Mendengar pernyataan ini Kyai Khamid langsung menjawab, “Lho, kok pemaksaan?
Pancasila itu kan milik kita, hasil ijtihad-nya para ulama dan kyai kita,
terutama Hadratusyeikh Kyai Hasyim Asy’ari. Lha, kalo sekarang mau dijadikan
azas tunggal ya Alhamdulillah. Itu artinya dikembalikan ke kita, kok malah kita
merasa dipaksa.”
Mendengar
jawaban kyai Hamid ini semua tertegun. Kemudian Kyai Ali bertanya, “Ini
tafsirnya bagaimana?”
Atas
pertanyaan ini kemudian Kyai Hamid menjelaskan mengenai sejarah dan tafsir
Pancasila menurut ulama NU. Dijelaskan bahwa Pancasila merupakan penjelmaan
(Sublimasi) ajaran Islam yang menggabungkan Syariat, Aqidah dan Tasawuf.
“Oleh
karenanya kita bisa menjalankan dua sila saja dari Pancasila secara konsisten
dan benar Insya Allah kita bisa menjadi Wali,” demikian Kyai Hamid menjelaskan.

▸ **PERINTAH TUGAS**
Lanjutkan teks tentang tafsir Pancasila menurut Kyai Hamid di atas, dimulai setelah kalimat terakhirnya. Entri-entri berikut merupakan bahan tersendiri yang terpisah dari teks di atas.

▸ **DATA YANG DIEKSTRAK**
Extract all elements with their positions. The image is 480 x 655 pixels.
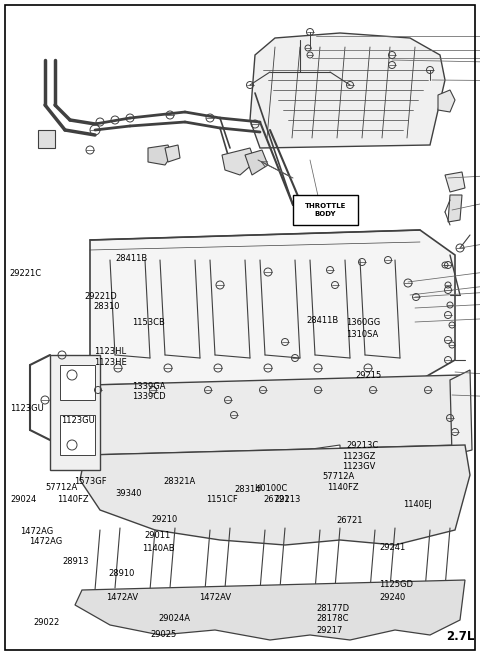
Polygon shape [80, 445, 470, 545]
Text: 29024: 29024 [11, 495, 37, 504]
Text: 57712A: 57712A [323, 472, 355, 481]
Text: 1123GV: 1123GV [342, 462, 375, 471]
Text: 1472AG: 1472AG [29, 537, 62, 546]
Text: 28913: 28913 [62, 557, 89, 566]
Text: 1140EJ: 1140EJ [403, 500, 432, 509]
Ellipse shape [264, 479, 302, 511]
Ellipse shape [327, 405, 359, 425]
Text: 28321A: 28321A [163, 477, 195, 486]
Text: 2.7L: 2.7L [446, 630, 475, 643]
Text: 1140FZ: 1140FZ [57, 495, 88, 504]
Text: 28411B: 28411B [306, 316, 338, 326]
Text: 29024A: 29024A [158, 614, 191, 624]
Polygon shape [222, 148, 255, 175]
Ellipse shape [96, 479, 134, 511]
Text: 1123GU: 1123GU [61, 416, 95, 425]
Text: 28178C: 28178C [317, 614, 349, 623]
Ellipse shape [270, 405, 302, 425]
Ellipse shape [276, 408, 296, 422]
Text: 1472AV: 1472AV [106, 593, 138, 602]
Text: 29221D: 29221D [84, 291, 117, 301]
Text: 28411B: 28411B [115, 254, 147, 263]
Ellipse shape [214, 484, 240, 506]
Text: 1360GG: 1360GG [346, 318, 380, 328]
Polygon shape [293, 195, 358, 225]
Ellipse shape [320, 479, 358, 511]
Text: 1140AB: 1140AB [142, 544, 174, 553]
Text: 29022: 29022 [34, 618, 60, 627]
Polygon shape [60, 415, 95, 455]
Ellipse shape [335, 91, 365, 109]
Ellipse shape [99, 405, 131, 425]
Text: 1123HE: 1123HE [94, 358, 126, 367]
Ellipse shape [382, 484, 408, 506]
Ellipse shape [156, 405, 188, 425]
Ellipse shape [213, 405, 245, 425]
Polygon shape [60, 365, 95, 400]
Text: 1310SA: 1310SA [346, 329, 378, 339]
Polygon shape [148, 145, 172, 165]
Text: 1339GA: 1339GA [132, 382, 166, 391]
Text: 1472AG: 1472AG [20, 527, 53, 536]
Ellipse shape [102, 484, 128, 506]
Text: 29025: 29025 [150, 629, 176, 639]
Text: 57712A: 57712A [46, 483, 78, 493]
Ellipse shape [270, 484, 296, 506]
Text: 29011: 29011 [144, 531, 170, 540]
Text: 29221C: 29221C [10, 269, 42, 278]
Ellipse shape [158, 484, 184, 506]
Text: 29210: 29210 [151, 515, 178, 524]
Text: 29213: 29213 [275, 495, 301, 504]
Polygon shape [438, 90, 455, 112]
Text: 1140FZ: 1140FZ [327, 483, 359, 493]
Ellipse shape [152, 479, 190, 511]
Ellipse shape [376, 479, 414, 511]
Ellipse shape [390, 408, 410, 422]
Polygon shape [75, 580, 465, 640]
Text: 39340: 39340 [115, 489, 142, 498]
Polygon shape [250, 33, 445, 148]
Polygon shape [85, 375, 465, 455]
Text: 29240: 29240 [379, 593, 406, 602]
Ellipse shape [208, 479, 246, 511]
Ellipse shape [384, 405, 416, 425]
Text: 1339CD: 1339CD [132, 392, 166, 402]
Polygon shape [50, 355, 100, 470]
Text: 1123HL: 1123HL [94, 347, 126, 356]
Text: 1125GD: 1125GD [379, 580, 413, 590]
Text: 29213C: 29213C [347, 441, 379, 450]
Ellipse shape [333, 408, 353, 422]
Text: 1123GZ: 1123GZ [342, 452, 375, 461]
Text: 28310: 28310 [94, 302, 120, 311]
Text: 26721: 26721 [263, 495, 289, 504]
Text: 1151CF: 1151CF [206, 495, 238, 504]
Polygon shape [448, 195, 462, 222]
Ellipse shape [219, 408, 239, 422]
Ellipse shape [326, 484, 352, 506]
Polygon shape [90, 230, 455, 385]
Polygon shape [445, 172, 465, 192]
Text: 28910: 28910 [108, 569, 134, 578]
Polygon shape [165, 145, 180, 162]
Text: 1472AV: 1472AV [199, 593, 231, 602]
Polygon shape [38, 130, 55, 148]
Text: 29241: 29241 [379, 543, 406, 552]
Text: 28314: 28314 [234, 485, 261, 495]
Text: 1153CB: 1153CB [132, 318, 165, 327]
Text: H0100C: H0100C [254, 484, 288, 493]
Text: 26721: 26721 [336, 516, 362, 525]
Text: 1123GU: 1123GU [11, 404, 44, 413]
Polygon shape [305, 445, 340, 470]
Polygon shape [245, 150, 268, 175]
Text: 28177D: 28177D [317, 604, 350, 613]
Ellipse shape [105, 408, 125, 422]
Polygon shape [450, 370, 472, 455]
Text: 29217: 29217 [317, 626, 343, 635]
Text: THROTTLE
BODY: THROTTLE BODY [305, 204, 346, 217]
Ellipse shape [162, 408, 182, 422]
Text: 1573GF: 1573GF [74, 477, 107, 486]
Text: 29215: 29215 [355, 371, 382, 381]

▸ **HASIL**
Dua sila tersebut adalah sila Ketuhanan dan Kemanusiaan. Mengamalkan sila
Ketuhanan artinya kita memahami dan mengerti Tuhan dengan segala kekuasaan-Nya,
perintah dan laranganNya. Sedangkan mengamalkan sila kemanusiaan artinya kita
harus “mengerti manusia”, “memanusiakan manusia” dan “merasa sebagai manusia”.
Dari
penggalan kisah ini terlihat bahwa Pancasila merupakan produk pemikiran
(ijtihad) dari para ulama Nusantara sebagai manifestasi atas ajaran dan
nilai-nilai Islam. Maka sudah sepatutnya bagi umat Islam menyadari itu semua
dan berupaya sekuat tenaga untuk mendudukkan Pancasila pada tempat semestinya
yang merupakan ideologi negara yang berurat tunjang pada sila pertama dan utama
yakni Ketuhanan Yang Maha Esa.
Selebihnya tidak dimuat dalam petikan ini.